Task brief: Repeat every one of the items below line for line, changing nothing.

-- start --

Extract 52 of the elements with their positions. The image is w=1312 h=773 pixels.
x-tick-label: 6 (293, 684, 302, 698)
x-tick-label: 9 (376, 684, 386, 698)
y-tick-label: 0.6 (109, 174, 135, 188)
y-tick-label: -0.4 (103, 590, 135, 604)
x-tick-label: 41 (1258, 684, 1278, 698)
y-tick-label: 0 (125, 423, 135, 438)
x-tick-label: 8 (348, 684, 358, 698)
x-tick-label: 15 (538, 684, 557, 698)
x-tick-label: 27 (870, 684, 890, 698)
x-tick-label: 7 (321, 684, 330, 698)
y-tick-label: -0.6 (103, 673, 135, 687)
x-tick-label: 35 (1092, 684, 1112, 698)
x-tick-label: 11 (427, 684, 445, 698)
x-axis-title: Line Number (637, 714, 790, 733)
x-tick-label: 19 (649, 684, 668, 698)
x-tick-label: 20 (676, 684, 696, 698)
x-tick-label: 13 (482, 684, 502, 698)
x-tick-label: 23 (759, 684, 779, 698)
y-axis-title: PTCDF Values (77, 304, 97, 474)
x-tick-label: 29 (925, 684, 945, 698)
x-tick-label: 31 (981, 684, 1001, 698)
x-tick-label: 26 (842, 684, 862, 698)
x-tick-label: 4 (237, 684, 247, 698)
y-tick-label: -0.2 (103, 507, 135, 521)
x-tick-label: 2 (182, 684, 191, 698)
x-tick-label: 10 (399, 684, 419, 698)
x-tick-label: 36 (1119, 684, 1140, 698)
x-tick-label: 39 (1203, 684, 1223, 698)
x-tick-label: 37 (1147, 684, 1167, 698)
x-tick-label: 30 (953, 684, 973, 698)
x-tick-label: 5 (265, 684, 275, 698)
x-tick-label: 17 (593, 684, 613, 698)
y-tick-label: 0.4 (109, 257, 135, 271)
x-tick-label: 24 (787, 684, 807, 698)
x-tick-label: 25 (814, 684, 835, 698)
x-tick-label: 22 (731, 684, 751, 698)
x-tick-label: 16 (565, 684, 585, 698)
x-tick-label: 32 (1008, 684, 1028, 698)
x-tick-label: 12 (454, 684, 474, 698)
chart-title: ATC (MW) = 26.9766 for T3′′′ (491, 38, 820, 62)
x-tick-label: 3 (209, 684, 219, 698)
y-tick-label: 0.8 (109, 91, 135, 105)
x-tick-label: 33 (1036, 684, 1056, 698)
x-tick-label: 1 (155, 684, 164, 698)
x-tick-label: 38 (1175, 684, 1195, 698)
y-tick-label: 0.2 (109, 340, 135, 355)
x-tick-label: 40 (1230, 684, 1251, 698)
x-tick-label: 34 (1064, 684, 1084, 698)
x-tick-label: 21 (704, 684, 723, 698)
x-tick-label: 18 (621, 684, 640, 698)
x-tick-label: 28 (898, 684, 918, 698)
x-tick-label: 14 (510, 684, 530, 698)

-- end --

Solution for this problem:
Extract 52 of the elements with their positions. The image is w=1312 h=773 pixels.
x-tick-label: 6 (293, 684, 302, 698)
x-tick-label: 9 (376, 684, 386, 698)
y-tick-label: 0.6 (109, 174, 135, 188)
y-tick-label: -0.4 (103, 590, 135, 604)
x-tick-label: 41 (1258, 684, 1278, 698)
y-tick-label: 0 (125, 423, 135, 438)
x-tick-label: 8 (348, 684, 358, 698)
x-tick-label: 15 (538, 684, 557, 698)
x-tick-label: 27 (870, 684, 890, 698)
x-tick-label: 7 (321, 684, 330, 698)
y-tick-label: -0.6 (103, 673, 135, 687)
x-tick-label: 35 (1092, 684, 1112, 698)
x-tick-label: 11 (427, 684, 445, 698)
x-axis-title: Line Number (637, 714, 790, 733)
x-tick-label: 19 (649, 684, 668, 698)
x-tick-label: 20 (676, 684, 696, 698)
x-tick-label: 13 (482, 684, 502, 698)
x-tick-label: 23 (759, 684, 779, 698)
y-axis-title: PTCDF Values (77, 304, 97, 474)
x-tick-label: 29 (925, 684, 945, 698)
x-tick-label: 31 (981, 684, 1001, 698)
x-tick-label: 26 (842, 684, 862, 698)
x-tick-label: 4 (237, 684, 247, 698)
y-tick-label: -0.2 (103, 507, 135, 521)
x-tick-label: 2 (182, 684, 191, 698)
x-tick-label: 10 (399, 684, 419, 698)
x-tick-label: 36 (1119, 684, 1140, 698)
x-tick-label: 39 (1203, 684, 1223, 698)
x-tick-label: 37 (1147, 684, 1167, 698)
x-tick-label: 30 (953, 684, 973, 698)
x-tick-label: 5 (265, 684, 275, 698)
x-tick-label: 17 (593, 684, 613, 698)
y-tick-label: 0.4 (109, 257, 135, 271)
x-tick-label: 24 (787, 684, 807, 698)
x-tick-label: 25 (814, 684, 835, 698)
x-tick-label: 22 (731, 684, 751, 698)
x-tick-label: 16 (565, 684, 585, 698)
x-tick-label: 32 (1008, 684, 1028, 698)
x-tick-label: 12 (454, 684, 474, 698)
chart-title: ATC (MW) = 26.9766 for T3′′′ (491, 38, 820, 62)
x-tick-label: 3 (209, 684, 219, 698)
y-tick-label: 0.8 (109, 91, 135, 105)
x-tick-label: 33 (1036, 684, 1056, 698)
x-tick-label: 1 (155, 684, 164, 698)
x-tick-label: 38 (1175, 684, 1195, 698)
y-tick-label: 0.2 (109, 340, 135, 355)
x-tick-label: 40 (1230, 684, 1251, 698)
x-tick-label: 34 (1064, 684, 1084, 698)
x-tick-label: 21 (704, 684, 723, 698)
x-tick-label: 18 (621, 684, 640, 698)
x-tick-label: 28 (898, 684, 918, 698)
x-tick-label: 14 (510, 684, 530, 698)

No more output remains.